STATED PROBLEM: All entries are to be quoted exactly; the images stay out of the copy.

INPUT MATERIAL:
----

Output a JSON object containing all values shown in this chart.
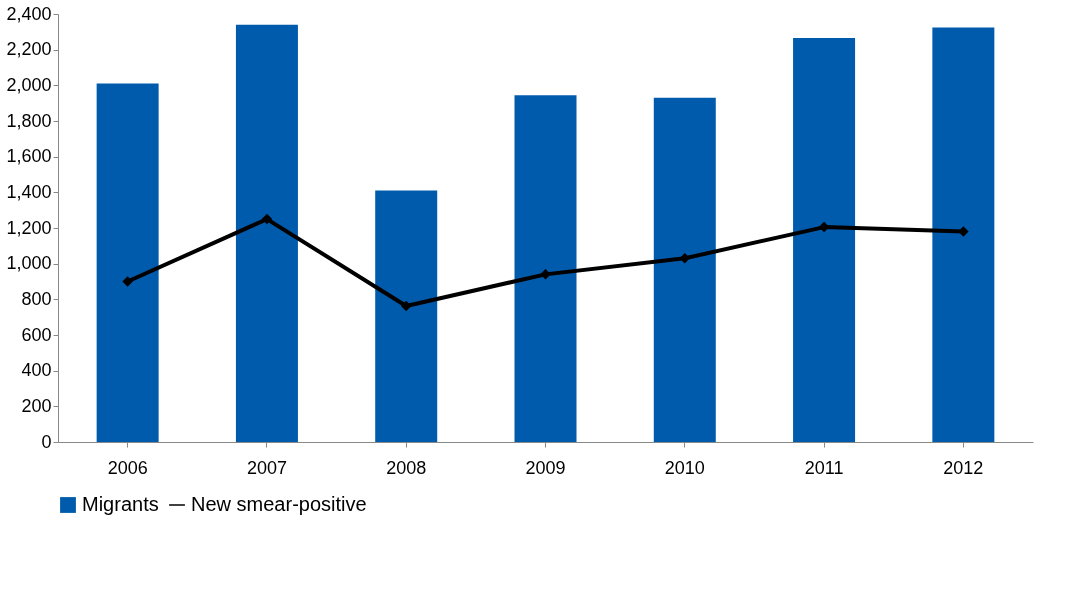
{
  "chart_data": {
    "type": "bar",
    "categories": [
      "2006",
      "2007",
      "2008",
      "2009",
      "2010",
      "2011",
      "2012"
    ],
    "series": [
      {
        "name": "Migrants",
        "color": "#005bac",
        "values": [
          2010,
          2340,
          1410,
          1945,
          1930,
          2265,
          2325
        ]
      },
      {
        "name": "New smear-positive",
        "type": "line",
        "color": "#000000",
        "marker": "diamond",
        "values": [
          900,
          1250,
          763,
          940,
          1030,
          1205,
          1180
        ]
      }
    ],
    "ylim": [
      0,
      2400
    ],
    "yticks": [
      0,
      200,
      400,
      600,
      800,
      {
        "value": 1000,
        "label": "1,000"
      },
      {
        "value": 1200,
        "label": "1,200"
      },
      {
        "value": 1400,
        "label": "1,400"
      },
      {
        "value": 1600,
        "label": "1,600"
      },
      {
        "value": 1800,
        "label": "1,800"
      },
      {
        "value": 2000,
        "label": "2,000"
      },
      {
        "value": 2200,
        "label": "2,200"
      },
      {
        "value": 2400,
        "label": "2,400"
      }
    ],
    "grid": false,
    "legend": "bottom"
  }
}
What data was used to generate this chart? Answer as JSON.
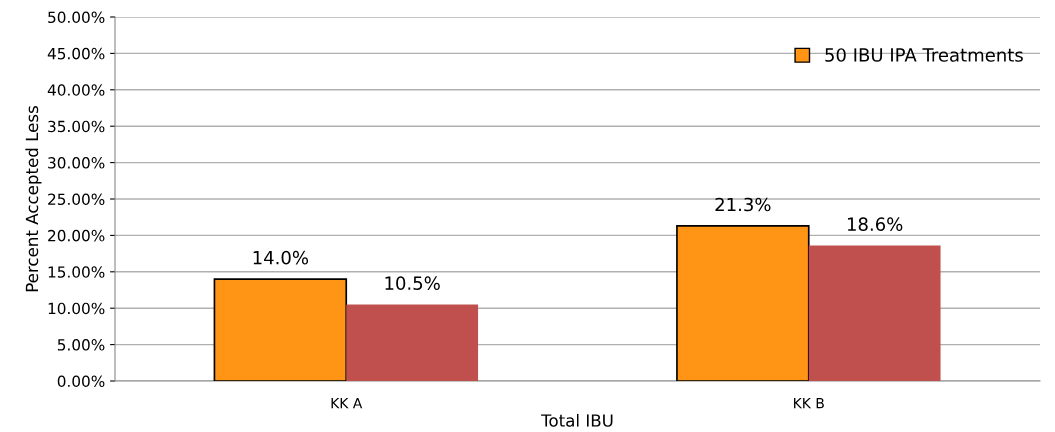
{
  "chart_data": {
    "type": "bar",
    "xlabel": "Total IBU",
    "ylabel": "Percent Accepted Less",
    "categories": [
      "KK A",
      "KK B"
    ],
    "series": [
      {
        "name": "50 IBU IPA Treatments",
        "color": "#ff9415",
        "values": [
          14.0,
          21.3
        ],
        "value_labels": [
          "14.0%",
          "21.3%"
        ]
      },
      {
        "color": "#c0504d",
        "values": [
          10.5,
          18.6
        ],
        "value_labels": [
          "10.5%",
          "18.6%"
        ]
      }
    ],
    "ylim": [
      0,
      50
    ],
    "yticks": [
      {
        "value": 0,
        "label": "0.00%"
      },
      {
        "value": 5,
        "label": "5.00%"
      },
      {
        "value": 10,
        "label": "10.00%"
      },
      {
        "value": 15,
        "label": "15.00%"
      },
      {
        "value": 20,
        "label": "20.00%"
      },
      {
        "value": 25,
        "label": "25.00%"
      },
      {
        "value": 30,
        "label": "30.00%"
      },
      {
        "value": 35,
        "label": "35.00%"
      },
      {
        "value": 40,
        "label": "40.00%"
      },
      {
        "value": 45,
        "label": "45.00%"
      },
      {
        "value": 50,
        "label": "50.00%"
      }
    ],
    "grid": "y",
    "legend": "top right"
  }
}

----

ANSWER IN FULL:
Output a JSON object containing all values shown in this chart.
{
  "chart_data": {
    "type": "bar",
    "categories": [
      "2006",
      "2007",
      "2008",
      "2009",
      "2010",
      "2011",
      "2012"
    ],
    "series": [
      {
        "name": "Migrants",
        "color": "#005bac",
        "values": [
          2010,
          2340,
          1410,
          1945,
          1930,
          2265,
          2325
        ]
      },
      {
        "name": "New smear-positive",
        "type": "line",
        "color": "#000000",
        "marker": "diamond",
        "values": [
          900,
          1250,
          763,
          940,
          1030,
          1205,
          1180
        ]
      }
    ],
    "ylim": [
      0,
      2400
    ],
    "yticks": [
      0,
      200,
      400,
      600,
      800,
      {
        "value": 1000,
        "label": "1,000"
      },
      {
        "value": 1200,
        "label": "1,200"
      },
      {
        "value": 1400,
        "label": "1,400"
      },
      {
        "value": 1600,
        "label": "1,600"
      },
      {
        "value": 1800,
        "label": "1,800"
      },
      {
        "value": 2000,
        "label": "2,000"
      },
      {
        "value": 2200,
        "label": "2,200"
      },
      {
        "value": 2400,
        "label": "2,400"
      }
    ],
    "grid": false,
    "legend": "bottom"
  }
}
What data was used to generate this chart? Answer as JSON.
{
  "chart_data": {
    "type": "bar",
    "xlabel": "Total IBU",
    "ylabel": "Percent Accepted Less",
    "categories": [
      "KK A",
      "KK B"
    ],
    "series": [
      {
        "name": "50 IBU IPA Treatments",
        "color": "#ff9415",
        "values": [
          14.0,
          21.3
        ],
        "value_labels": [
          "14.0%",
          "21.3%"
        ]
      },
      {
        "color": "#c0504d",
        "values": [
          10.5,
          18.6
        ],
        "value_labels": [
          "10.5%",
          "18.6%"
        ]
      }
    ],
    "ylim": [
      0,
      50
    ],
    "yticks": [
      {
        "value": 0,
        "label": "0.00%"
      },
      {
        "value": 5,
        "label": "5.00%"
      },
      {
        "value": 10,
        "label": "10.00%"
      },
      {
        "value": 15,
        "label": "15.00%"
      },
      {
        "value": 20,
        "label": "20.00%"
      },
      {
        "value": 25,
        "label": "25.00%"
      },
      {
        "value": 30,
        "label": "30.00%"
      },
      {
        "value": 35,
        "label": "35.00%"
      },
      {
        "value": 40,
        "label": "40.00%"
      },
      {
        "value": 45,
        "label": "45.00%"
      },
      {
        "value": 50,
        "label": "50.00%"
      }
    ],
    "grid": "y",
    "legend": "top right"
  }
}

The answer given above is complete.